### [PROBLEM DESCRIPTION]
Render the rows below as a numbered list, omitting any blank lines.

---- RECORDED INFORMATION

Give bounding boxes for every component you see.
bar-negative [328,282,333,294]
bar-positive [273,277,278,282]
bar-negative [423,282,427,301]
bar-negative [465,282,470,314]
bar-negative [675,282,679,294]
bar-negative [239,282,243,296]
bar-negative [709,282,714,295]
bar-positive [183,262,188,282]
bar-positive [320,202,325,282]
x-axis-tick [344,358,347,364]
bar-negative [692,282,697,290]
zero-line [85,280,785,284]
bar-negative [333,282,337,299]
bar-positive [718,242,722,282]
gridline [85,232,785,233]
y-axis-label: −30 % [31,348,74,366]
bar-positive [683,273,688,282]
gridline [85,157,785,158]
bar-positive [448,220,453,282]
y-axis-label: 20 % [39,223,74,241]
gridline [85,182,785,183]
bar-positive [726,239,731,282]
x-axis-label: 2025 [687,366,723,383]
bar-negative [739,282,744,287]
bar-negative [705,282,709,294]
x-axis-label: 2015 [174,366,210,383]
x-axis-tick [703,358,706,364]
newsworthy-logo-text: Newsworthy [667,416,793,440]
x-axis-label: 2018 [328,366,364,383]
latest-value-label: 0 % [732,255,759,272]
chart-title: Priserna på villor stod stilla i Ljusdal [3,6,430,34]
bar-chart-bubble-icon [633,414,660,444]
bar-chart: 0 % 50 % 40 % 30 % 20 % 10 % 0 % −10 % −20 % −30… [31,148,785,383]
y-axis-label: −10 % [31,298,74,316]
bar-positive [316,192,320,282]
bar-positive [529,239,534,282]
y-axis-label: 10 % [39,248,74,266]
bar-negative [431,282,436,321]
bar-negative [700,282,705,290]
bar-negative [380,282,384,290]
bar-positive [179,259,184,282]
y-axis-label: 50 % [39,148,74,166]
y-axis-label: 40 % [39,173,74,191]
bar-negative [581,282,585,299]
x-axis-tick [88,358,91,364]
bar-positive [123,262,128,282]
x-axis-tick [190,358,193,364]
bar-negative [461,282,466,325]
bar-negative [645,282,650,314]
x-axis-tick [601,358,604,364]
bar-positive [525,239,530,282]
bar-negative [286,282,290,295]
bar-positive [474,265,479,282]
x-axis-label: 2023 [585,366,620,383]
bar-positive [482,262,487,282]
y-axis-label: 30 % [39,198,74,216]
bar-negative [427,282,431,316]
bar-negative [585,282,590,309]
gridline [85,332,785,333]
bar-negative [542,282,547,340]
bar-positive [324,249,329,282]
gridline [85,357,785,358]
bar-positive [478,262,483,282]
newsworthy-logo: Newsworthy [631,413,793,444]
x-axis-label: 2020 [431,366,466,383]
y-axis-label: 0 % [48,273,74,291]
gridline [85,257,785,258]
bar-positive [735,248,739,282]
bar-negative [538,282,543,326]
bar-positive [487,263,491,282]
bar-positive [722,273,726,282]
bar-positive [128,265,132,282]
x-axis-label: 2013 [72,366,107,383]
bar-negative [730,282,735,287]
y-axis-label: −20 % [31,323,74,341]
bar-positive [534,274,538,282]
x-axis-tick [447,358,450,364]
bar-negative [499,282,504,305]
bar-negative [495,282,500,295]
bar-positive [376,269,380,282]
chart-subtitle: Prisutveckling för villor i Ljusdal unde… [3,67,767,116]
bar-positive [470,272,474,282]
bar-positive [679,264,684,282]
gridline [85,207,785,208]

--------

### [CORRECT OUTPUT]
1. Give bounding boxes for every component you see.
2. bar-negative [328,282,333,294]
3. bar-positive [273,277,278,282]
4. bar-negative [423,282,427,301]
5. bar-negative [465,282,470,314]
6. bar-negative [675,282,679,294]
7. bar-negative [239,282,243,296]
8. bar-negative [709,282,714,295]
9. bar-positive [183,262,188,282]
10. bar-positive [320,202,325,282]
11. x-axis-tick [344,358,347,364]
12. bar-negative [692,282,697,290]
13. zero-line [85,280,785,284]
14. bar-negative [333,282,337,299]
15. bar-positive [718,242,722,282]
16. gridline [85,232,785,233]
17. y-axis-label: −30 % [31,348,74,366]
18. bar-positive [683,273,688,282]
19. gridline [85,157,785,158]
20. bar-positive [448,220,453,282]
21. y-axis-label: 20 % [39,223,74,241]
22. gridline [85,182,785,183]
23. bar-positive [726,239,731,282]
24. x-axis-label: 2025 [687,366,723,383]
25. bar-negative [739,282,744,287]
26. bar-negative [705,282,709,294]
27. x-axis-label: 2015 [174,366,210,383]
28. x-axis-tick [703,358,706,364]
29. newsworthy-logo-text: Newsworthy [667,416,793,440]
30. x-axis-label: 2018 [328,366,364,383]
31. latest-value-label: 0 % [732,255,759,272]
32. chart-title: Priserna på villor stod stilla i Ljusdal [3,6,430,34]
33. bar-chart-bubble-icon [633,414,660,444]
34. bar-chart: 0 % 50 % 40 % 30 % 20 % 10 % 0 % −10 % −20 % −30… [31,148,785,383]
35. y-axis-label: −10 % [31,298,74,316]
36. bar-positive [316,192,320,282]
37. bar-positive [529,239,534,282]
38. y-axis-label: 10 % [39,248,74,266]
39. bar-negative [431,282,436,321]
40. bar-negative [700,282,705,290]
41. bar-negative [380,282,384,290]
42. bar-positive [179,259,184,282]
43. y-axis-label: 50 % [39,148,74,166]
44. y-axis-label: 40 % [39,173,74,191]
45. bar-negative [581,282,585,299]
46. x-axis-tick [88,358,91,364]
47. bar-positive [123,262,128,282]
48. x-axis-tick [190,358,193,364]
49. bar-negative [461,282,466,325]
50. bar-negative [645,282,650,314]
51. x-axis-tick [601,358,604,364]
52. bar-positive [525,239,530,282]
53. bar-negative [286,282,290,295]
54. bar-positive [474,265,479,282]
55. x-axis-label: 2023 [585,366,620,383]
56. bar-positive [482,262,487,282]
57. y-axis-label: 30 % [39,198,74,216]
58. bar-negative [427,282,431,316]
59. bar-negative [585,282,590,309]
60. gridline [85,332,785,333]
61. bar-negative [542,282,547,340]
62. bar-positive [324,249,329,282]
63. gridline [85,357,785,358]
64. bar-positive [478,262,483,282]
65. newsworthy-logo: Newsworthy [631,413,793,444]
66. x-axis-label: 2020 [431,366,466,383]
67. y-axis-label: 0 % [48,273,74,291]
68. gridline [85,257,785,258]
69. bar-positive [735,248,739,282]
70. bar-negative [538,282,543,326]
71. bar-positive [487,263,491,282]
72. bar-positive [722,273,726,282]
73. bar-positive [128,265,132,282]
74. x-axis-label: 2013 [72,366,107,383]
75. bar-negative [730,282,735,287]
76. y-axis-label: −20 % [31,323,74,341]
77. bar-positive [534,274,538,282]
78. x-axis-tick [447,358,450,364]
79. bar-negative [499,282,504,305]
80. bar-negative [495,282,500,295]
81. bar-positive [376,269,380,282]
82. chart-subtitle: Prisutveckling för villor i Ljusdal unde… [3,67,767,116]
83. bar-positive [470,272,474,282]
84. bar-positive [679,264,684,282]
85. gridline [85,207,785,208]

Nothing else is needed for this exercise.